Set exercise
Report every line below that contains the string "size", treating uppercase and lowercase as different.

Begin Working data

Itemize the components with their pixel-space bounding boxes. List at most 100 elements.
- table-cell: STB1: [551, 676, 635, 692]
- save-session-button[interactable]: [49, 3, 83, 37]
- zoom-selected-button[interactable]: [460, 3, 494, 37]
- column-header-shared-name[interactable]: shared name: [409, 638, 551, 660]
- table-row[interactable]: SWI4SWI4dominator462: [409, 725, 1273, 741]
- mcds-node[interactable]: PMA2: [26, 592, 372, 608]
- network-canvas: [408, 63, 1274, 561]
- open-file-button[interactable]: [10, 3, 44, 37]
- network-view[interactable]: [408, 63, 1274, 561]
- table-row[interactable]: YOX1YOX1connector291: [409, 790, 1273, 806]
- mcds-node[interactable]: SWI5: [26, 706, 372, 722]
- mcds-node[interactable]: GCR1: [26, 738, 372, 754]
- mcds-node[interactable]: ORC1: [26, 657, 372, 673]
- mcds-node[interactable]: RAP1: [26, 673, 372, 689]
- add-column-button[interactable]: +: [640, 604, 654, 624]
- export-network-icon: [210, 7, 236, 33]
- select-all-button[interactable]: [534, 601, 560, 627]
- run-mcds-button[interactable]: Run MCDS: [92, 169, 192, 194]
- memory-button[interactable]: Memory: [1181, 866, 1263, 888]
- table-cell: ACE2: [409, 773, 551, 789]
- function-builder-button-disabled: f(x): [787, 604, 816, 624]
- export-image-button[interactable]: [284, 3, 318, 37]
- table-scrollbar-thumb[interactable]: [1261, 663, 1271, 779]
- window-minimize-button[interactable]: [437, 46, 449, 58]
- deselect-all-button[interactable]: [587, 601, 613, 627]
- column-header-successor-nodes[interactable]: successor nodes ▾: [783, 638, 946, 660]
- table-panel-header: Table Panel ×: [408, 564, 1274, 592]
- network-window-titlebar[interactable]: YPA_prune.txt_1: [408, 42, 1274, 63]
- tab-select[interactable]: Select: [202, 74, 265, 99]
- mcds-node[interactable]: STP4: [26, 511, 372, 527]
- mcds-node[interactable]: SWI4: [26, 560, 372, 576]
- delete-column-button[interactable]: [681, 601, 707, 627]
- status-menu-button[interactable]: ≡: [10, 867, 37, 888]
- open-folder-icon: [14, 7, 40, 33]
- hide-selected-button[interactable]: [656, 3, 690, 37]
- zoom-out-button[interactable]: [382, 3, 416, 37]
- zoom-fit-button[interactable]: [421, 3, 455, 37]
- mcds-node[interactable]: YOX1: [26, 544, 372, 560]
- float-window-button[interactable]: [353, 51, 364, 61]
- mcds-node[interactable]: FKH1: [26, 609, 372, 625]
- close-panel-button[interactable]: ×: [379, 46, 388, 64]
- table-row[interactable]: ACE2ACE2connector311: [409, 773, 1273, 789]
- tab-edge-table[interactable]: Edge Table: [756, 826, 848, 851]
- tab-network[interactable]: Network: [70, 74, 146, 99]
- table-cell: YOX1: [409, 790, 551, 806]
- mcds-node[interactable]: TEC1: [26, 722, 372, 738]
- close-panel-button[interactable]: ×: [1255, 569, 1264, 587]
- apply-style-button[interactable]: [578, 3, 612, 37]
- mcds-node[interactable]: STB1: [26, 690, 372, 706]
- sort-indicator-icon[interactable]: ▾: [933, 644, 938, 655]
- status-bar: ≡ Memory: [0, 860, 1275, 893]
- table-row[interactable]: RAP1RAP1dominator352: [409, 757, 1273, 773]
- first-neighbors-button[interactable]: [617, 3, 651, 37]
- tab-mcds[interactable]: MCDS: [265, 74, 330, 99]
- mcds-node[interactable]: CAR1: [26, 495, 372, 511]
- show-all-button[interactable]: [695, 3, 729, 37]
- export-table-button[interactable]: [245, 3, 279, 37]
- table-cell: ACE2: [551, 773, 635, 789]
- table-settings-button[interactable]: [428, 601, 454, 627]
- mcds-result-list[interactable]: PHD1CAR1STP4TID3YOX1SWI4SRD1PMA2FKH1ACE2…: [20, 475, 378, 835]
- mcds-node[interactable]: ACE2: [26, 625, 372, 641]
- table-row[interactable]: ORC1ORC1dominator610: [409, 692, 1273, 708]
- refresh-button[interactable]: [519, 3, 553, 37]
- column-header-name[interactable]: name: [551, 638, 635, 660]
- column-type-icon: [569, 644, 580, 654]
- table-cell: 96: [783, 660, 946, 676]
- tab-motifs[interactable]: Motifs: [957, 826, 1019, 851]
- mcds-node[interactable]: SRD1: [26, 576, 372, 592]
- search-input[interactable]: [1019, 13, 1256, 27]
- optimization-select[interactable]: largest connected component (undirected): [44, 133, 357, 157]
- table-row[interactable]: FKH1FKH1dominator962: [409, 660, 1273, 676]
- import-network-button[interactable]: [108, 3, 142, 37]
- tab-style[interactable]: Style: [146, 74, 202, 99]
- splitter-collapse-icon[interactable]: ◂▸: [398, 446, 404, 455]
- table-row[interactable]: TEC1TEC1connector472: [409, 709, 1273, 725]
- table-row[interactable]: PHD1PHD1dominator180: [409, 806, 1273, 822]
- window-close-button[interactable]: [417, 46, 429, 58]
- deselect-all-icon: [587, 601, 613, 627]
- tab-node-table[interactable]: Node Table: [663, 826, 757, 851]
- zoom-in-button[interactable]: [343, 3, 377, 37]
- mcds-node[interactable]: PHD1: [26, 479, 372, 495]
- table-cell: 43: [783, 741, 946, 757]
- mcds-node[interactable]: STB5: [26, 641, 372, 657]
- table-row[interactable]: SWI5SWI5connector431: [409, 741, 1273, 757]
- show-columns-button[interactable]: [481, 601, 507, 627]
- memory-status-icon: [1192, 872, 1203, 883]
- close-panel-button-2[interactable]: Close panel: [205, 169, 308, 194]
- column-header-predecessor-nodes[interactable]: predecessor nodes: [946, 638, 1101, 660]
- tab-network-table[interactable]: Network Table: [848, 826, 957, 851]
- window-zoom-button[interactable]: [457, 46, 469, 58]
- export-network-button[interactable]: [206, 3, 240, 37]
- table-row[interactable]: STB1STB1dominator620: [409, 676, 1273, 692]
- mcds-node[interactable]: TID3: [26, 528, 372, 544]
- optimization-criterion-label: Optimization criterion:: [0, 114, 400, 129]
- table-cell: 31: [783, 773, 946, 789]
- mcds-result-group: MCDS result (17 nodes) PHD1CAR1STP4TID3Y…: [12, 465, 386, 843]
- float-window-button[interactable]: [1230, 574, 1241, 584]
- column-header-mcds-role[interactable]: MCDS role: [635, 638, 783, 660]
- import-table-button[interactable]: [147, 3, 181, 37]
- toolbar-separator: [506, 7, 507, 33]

End Working data
Begin Working data

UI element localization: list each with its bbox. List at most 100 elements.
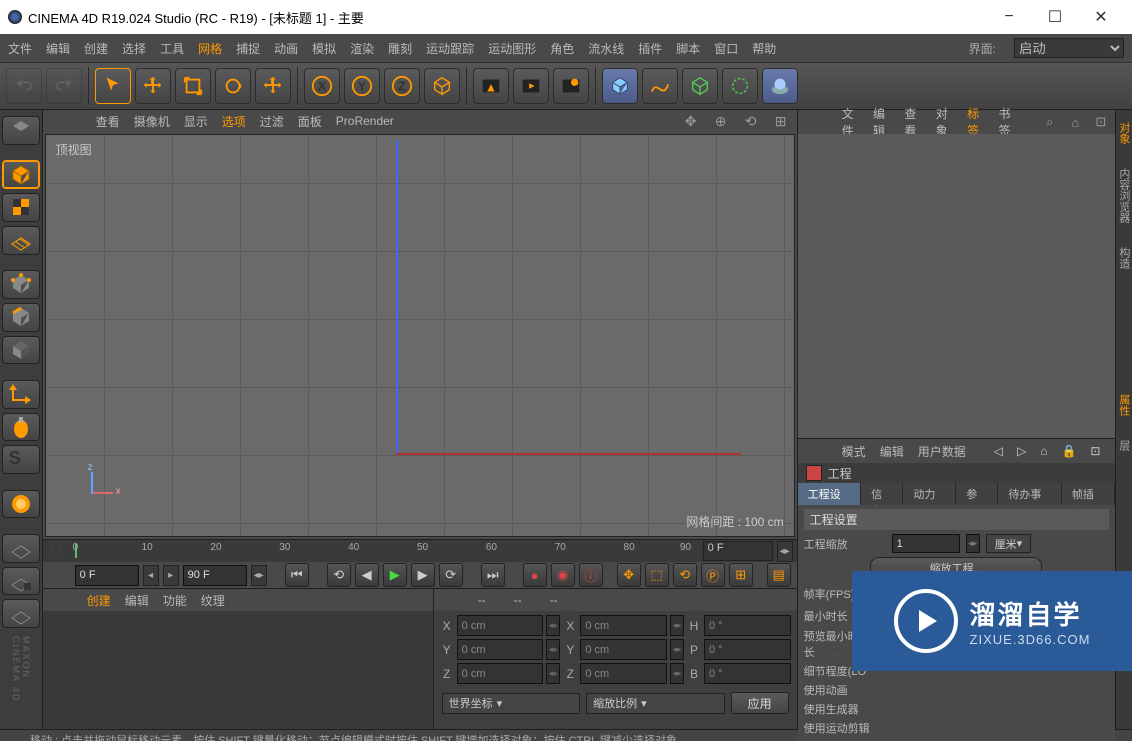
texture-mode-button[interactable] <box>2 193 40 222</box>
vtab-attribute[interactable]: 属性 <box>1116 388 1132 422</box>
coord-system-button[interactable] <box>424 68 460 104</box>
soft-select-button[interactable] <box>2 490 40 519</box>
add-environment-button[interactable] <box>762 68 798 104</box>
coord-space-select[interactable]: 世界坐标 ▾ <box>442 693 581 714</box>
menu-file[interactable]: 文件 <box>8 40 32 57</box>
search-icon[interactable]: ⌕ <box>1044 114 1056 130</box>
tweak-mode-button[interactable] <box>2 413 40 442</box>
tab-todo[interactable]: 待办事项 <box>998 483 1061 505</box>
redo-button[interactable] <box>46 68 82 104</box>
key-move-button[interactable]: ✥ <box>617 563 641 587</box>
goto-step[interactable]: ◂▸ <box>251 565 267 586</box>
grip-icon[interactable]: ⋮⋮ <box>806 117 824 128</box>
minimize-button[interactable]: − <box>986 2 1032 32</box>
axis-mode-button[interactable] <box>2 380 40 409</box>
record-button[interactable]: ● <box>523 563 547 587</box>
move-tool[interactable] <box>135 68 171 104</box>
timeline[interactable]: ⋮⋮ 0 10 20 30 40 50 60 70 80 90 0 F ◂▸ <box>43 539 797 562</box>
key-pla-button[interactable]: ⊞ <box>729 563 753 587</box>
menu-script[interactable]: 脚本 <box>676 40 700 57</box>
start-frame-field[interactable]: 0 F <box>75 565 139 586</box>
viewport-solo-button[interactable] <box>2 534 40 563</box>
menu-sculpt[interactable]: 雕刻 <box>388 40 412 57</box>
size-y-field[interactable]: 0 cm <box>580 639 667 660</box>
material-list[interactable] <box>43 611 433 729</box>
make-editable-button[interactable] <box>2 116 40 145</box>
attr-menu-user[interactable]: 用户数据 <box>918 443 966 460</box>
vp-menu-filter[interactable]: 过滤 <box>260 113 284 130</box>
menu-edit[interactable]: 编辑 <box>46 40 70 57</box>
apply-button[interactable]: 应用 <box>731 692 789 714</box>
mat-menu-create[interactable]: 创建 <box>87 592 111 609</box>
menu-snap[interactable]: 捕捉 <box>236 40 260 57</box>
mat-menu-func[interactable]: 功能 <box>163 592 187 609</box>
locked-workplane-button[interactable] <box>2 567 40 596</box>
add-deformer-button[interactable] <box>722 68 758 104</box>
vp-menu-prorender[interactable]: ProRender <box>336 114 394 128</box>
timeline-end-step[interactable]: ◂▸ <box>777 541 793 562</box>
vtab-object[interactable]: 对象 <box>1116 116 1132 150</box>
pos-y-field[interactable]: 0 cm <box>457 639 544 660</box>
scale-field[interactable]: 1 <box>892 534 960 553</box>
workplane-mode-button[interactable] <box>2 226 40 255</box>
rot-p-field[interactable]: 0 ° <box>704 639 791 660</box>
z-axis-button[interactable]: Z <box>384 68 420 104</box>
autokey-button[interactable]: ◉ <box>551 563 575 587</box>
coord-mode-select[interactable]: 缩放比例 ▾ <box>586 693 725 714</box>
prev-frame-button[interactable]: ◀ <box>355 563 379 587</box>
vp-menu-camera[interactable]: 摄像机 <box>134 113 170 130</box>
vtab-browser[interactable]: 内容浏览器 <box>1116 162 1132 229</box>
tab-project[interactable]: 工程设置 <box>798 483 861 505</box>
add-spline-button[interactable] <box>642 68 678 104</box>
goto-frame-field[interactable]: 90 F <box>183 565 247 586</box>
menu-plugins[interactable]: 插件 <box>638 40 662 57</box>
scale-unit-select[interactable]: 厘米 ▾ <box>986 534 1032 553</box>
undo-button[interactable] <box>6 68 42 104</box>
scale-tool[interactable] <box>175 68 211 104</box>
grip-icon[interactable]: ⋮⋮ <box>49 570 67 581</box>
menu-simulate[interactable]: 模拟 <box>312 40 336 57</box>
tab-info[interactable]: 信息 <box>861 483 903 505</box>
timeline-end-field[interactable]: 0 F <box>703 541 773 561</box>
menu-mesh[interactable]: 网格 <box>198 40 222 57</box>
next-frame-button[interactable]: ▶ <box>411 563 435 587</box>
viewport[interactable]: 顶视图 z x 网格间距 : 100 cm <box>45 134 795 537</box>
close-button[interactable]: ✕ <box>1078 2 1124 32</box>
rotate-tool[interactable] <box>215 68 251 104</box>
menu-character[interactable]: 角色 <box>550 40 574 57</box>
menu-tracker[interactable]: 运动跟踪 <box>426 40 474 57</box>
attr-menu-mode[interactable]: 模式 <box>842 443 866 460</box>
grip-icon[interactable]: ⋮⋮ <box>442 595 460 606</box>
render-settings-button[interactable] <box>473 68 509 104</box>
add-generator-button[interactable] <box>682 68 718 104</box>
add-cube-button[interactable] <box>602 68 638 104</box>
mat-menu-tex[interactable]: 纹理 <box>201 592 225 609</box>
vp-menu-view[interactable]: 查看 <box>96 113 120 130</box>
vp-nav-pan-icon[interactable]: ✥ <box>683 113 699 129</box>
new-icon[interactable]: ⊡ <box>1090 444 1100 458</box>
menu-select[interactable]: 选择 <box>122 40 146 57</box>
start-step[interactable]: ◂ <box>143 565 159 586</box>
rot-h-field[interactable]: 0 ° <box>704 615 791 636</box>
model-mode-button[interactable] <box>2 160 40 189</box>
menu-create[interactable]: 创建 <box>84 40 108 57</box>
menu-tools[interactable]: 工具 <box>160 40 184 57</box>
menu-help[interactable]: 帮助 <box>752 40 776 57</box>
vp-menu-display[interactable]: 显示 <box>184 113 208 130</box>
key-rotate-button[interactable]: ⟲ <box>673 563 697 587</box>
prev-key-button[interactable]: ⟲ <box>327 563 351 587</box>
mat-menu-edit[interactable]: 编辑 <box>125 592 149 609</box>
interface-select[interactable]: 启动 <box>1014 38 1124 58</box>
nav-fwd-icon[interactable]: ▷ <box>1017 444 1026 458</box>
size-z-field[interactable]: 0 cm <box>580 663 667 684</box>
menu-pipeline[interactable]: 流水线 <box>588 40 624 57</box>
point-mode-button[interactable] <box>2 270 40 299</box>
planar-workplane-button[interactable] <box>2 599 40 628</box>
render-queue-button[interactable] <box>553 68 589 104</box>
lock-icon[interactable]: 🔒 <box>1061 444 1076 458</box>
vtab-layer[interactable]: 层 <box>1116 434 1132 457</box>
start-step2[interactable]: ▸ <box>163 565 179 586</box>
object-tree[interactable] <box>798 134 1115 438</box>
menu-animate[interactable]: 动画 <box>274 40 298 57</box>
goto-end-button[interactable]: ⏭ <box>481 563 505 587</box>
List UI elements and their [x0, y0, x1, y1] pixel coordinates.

End Working data

Expected output
size-y-field[interactable]: 0 cm <box>580 639 667 660</box>
size-z-field[interactable]: 0 cm <box>580 663 667 684</box>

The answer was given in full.